▶ **Directions**
Identify the lines in the data below that contain "Hazard" and give only how many there are.

* * *

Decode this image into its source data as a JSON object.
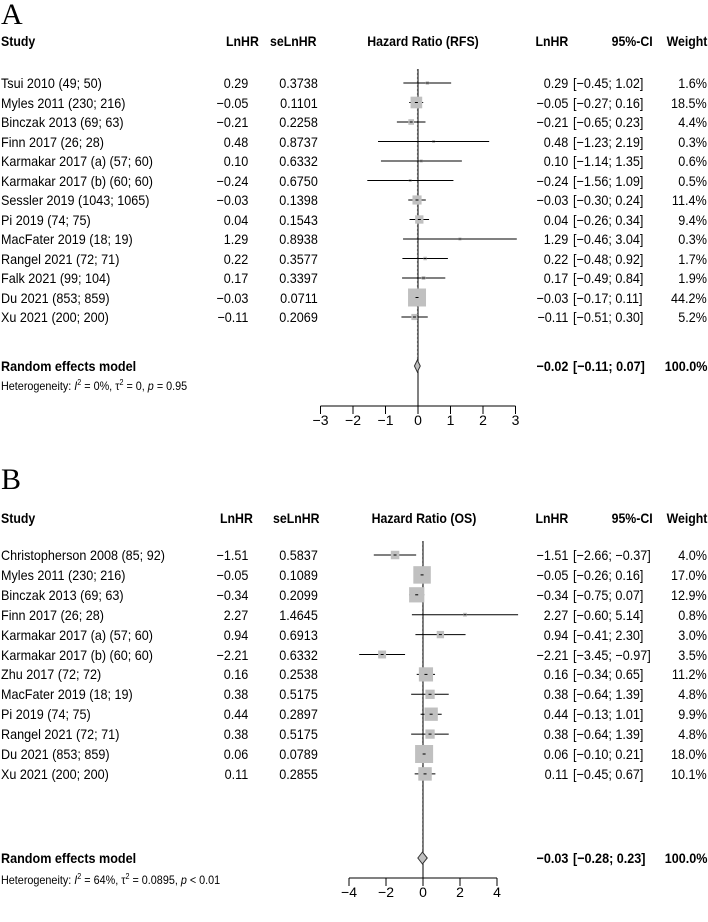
{
  "panels": [
    {
      "letter": "A",
      "headers": {
        "study": "Study",
        "lnhr": "LnHR",
        "selnhr": "seLnHR",
        "plot": "Hazard Ratio (RFS)",
        "lnhr2": "LnHR",
        "ci": "95%-CI",
        "weight": "Weight"
      },
      "rows": [
        {
          "study": "Tsui 2010 (49; 50)",
          "lnhr": "0.29",
          "selnhr": "0.3738",
          "lnhr2": "0.29",
          "ci": "[−0.45; 1.02]",
          "weight": "1.6%"
        },
        {
          "study": "Myles 2011 (230; 216)",
          "lnhr": "−0.05",
          "selnhr": "0.1101",
          "lnhr2": "−0.05",
          "ci": "[−0.27; 0.16]",
          "weight": "18.5%"
        },
        {
          "study": "Binczak 2013 (69; 63)",
          "lnhr": "−0.21",
          "selnhr": "0.2258",
          "lnhr2": "−0.21",
          "ci": "[−0.65; 0.23]",
          "weight": "4.4%"
        },
        {
          "study": "Finn 2017 (26; 28)",
          "lnhr": "0.48",
          "selnhr": "0.8737",
          "lnhr2": "0.48",
          "ci": "[−1.23; 2.19]",
          "weight": "0.3%"
        },
        {
          "study": "Karmakar 2017 (a) (57; 60)",
          "lnhr": "0.10",
          "selnhr": "0.6332",
          "lnhr2": "0.10",
          "ci": "[−1.14; 1.35]",
          "weight": "0.6%"
        },
        {
          "study": "Karmakar 2017 (b) (60; 60)",
          "lnhr": "−0.24",
          "selnhr": "0.6750",
          "lnhr2": "−0.24",
          "ci": "[−1.56; 1.09]",
          "weight": "0.5%"
        },
        {
          "study": "Sessler 2019 (1043; 1065)",
          "lnhr": "−0.03",
          "selnhr": "0.1398",
          "lnhr2": "−0.03",
          "ci": "[−0.30; 0.24]",
          "weight": "11.4%"
        },
        {
          "study": "Pi 2019 (74; 75)",
          "lnhr": "0.04",
          "selnhr": "0.1543",
          "lnhr2": "0.04",
          "ci": "[−0.26; 0.34]",
          "weight": "9.4%"
        },
        {
          "study": "MacFater 2019 (18; 19)",
          "lnhr": "1.29",
          "selnhr": "0.8938",
          "lnhr2": "1.29",
          "ci": "[−0.46; 3.04]",
          "weight": "0.3%"
        },
        {
          "study": "Rangel 2021 (72; 71)",
          "lnhr": "0.22",
          "selnhr": "0.3577",
          "lnhr2": "0.22",
          "ci": "[−0.48; 0.92]",
          "weight": "1.7%"
        },
        {
          "study": "Falk 2021 (99; 104)",
          "lnhr": "0.17",
          "selnhr": "0.3397",
          "lnhr2": "0.17",
          "ci": "[−0.49; 0.84]",
          "weight": "1.9%"
        },
        {
          "study": "Du 2021 (853; 859)",
          "lnhr": "−0.03",
          "selnhr": "0.0711",
          "lnhr2": "−0.03",
          "ci": "[−0.17; 0.11]",
          "weight": "44.2%"
        },
        {
          "study": "Xu 2021 (200; 200)",
          "lnhr": "−0.11",
          "selnhr": "0.2069",
          "lnhr2": "−0.11",
          "ci": "[−0.51; 0.30]",
          "weight": "5.2%"
        }
      ],
      "model": {
        "label": "Random effects model",
        "lnhr2": "−0.02",
        "ci": "[−0.11; 0.07]",
        "weight": "100.0%"
      },
      "heterogeneity": {
        "prefix": "Heterogeneity: ",
        "i2_symbol": "I",
        "i2_value": " = 0%, ",
        "tau_symbol": "τ",
        "tau_value": " = 0, ",
        "p_symbol": "p",
        "p_value": " = 0.95"
      }
    },
    {
      "letter": "B",
      "headers": {
        "study": "Study",
        "lnhr": "LnHR",
        "selnhr": "seLnHR",
        "plot": "Hazard Ratio (OS)",
        "lnhr2": "LnHR",
        "ci": "95%-CI",
        "weight": "Weight"
      },
      "rows": [
        {
          "study": "Christopherson 2008 (85; 92)",
          "lnhr": "−1.51",
          "selnhr": "0.5837",
          "lnhr2": "−1.51",
          "ci": "[−2.66; −0.37]",
          "weight": "4.0%"
        },
        {
          "study": "Myles 2011 (230; 216)",
          "lnhr": "−0.05",
          "selnhr": "0.1089",
          "lnhr2": "−0.05",
          "ci": "[−0.26; 0.16]",
          "weight": "17.0%"
        },
        {
          "study": "Binczak 2013 (69; 63)",
          "lnhr": "−0.34",
          "selnhr": "0.2099",
          "lnhr2": "−0.34",
          "ci": "[−0.75; 0.07]",
          "weight": "12.9%"
        },
        {
          "study": "Finn 2017 (26; 28)",
          "lnhr": "2.27",
          "selnhr": "1.4645",
          "lnhr2": "2.27",
          "ci": "[−0.60; 5.14]",
          "weight": "0.8%"
        },
        {
          "study": "Karmakar 2017 (a) (57; 60)",
          "lnhr": "0.94",
          "selnhr": "0.6913",
          "lnhr2": "0.94",
          "ci": "[−0.41; 2.30]",
          "weight": "3.0%"
        },
        {
          "study": "Karmakar 2017 (b) (60; 60)",
          "lnhr": "−2.21",
          "selnhr": "0.6332",
          "lnhr2": "−2.21",
          "ci": "[−3.45; −0.97]",
          "weight": "3.5%"
        },
        {
          "study": "Zhu 2017 (72; 72)",
          "lnhr": "0.16",
          "selnhr": "0.2538",
          "lnhr2": "0.16",
          "ci": "[−0.34; 0.65]",
          "weight": "11.2%"
        },
        {
          "study": "MacFater 2019 (18; 19)",
          "lnhr": "0.38",
          "selnhr": "0.5175",
          "lnhr2": "0.38",
          "ci": "[−0.64; 1.39]",
          "weight": "4.8%"
        },
        {
          "study": "Pi 2019 (74; 75)",
          "lnhr": "0.44",
          "selnhr": "0.2897",
          "lnhr2": "0.44",
          "ci": "[−0.13; 1.01]",
          "weight": "9.9%"
        },
        {
          "study": "Rangel 2021 (72; 71)",
          "lnhr": "0.38",
          "selnhr": "0.5175",
          "lnhr2": "0.38",
          "ci": "[−0.64; 1.39]",
          "weight": "4.8%"
        },
        {
          "study": "Du 2021 (853; 859)",
          "lnhr": "0.06",
          "selnhr": "0.0789",
          "lnhr2": "0.06",
          "ci": "[−0.10; 0.21]",
          "weight": "18.0%"
        },
        {
          "study": "Xu 2021 (200; 200)",
          "lnhr": "0.11",
          "selnhr": "0.2855",
          "lnhr2": "0.11",
          "ci": "[−0.45; 0.67]",
          "weight": "10.1%"
        }
      ],
      "model": {
        "label": "Random effects model",
        "lnhr2": "−0.03",
        "ci": "[−0.28; 0.23]",
        "weight": "100.0%"
      },
      "heterogeneity": {
        "prefix": "Heterogeneity: ",
        "i2_symbol": "I",
        "i2_value": " = 64%, ",
        "tau_symbol": "τ",
        "tau_value": " = 0.0895, ",
        "p_symbol": "p",
        "p_value": " < 0.01"
      }
    }
  ],
  "chart_data": [
    {
      "type": "forest",
      "plot_title": "Hazard Ratio (RFS)",
      "xlim": [
        -3,
        3
      ],
      "x_ticks": [
        -3,
        -2,
        -1,
        0,
        1,
        2,
        3
      ],
      "x_tick_labels": [
        "−3",
        "−2",
        "−1",
        "0",
        "1",
        "2",
        "3"
      ],
      "reference_line": 0,
      "marker_color": "#c0c0c0",
      "estimate": [
        0.29,
        -0.05,
        -0.21,
        0.48,
        0.1,
        -0.24,
        -0.03,
        0.04,
        1.29,
        0.22,
        0.17,
        -0.03,
        -0.11
      ],
      "ci_lower": [
        -0.45,
        -0.27,
        -0.65,
        -1.23,
        -1.14,
        -1.56,
        -0.3,
        -0.26,
        -0.46,
        -0.48,
        -0.49,
        -0.17,
        -0.51
      ],
      "ci_upper": [
        1.02,
        0.16,
        0.23,
        2.19,
        1.35,
        1.09,
        0.24,
        0.34,
        3.04,
        0.92,
        0.84,
        0.11,
        0.3
      ],
      "weight": [
        1.6,
        18.5,
        4.4,
        0.3,
        0.6,
        0.5,
        11.4,
        9.4,
        0.3,
        1.7,
        1.9,
        44.2,
        5.2
      ],
      "pooled": {
        "estimate": -0.02,
        "ci_lower": -0.11,
        "ci_upper": 0.07
      }
    },
    {
      "type": "forest",
      "plot_title": "Hazard Ratio (OS)",
      "xlim": [
        -4,
        4
      ],
      "x_ticks": [
        -4,
        -2,
        0,
        2,
        4
      ],
      "x_tick_labels": [
        "−4",
        "−2",
        "0",
        "2",
        "4"
      ],
      "reference_line": 0,
      "marker_color": "#c0c0c0",
      "estimate": [
        -1.51,
        -0.05,
        -0.34,
        2.27,
        0.94,
        -2.21,
        0.16,
        0.38,
        0.44,
        0.38,
        0.06,
        0.11
      ],
      "ci_lower": [
        -2.66,
        -0.26,
        -0.75,
        -0.6,
        -0.41,
        -3.45,
        -0.34,
        -0.64,
        -0.13,
        -0.64,
        -0.1,
        -0.45
      ],
      "ci_upper": [
        -0.37,
        0.16,
        0.07,
        5.14,
        2.3,
        -0.97,
        0.65,
        1.39,
        1.01,
        1.39,
        0.21,
        0.67
      ],
      "weight": [
        4.0,
        17.0,
        12.9,
        0.8,
        3.0,
        3.5,
        11.2,
        4.8,
        9.9,
        4.8,
        18.0,
        10.1
      ],
      "pooled": {
        "estimate": -0.03,
        "ci_lower": -0.28,
        "ci_upper": 0.23
      }
    }
  ]
}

* * *

▶ **Problem solution**
4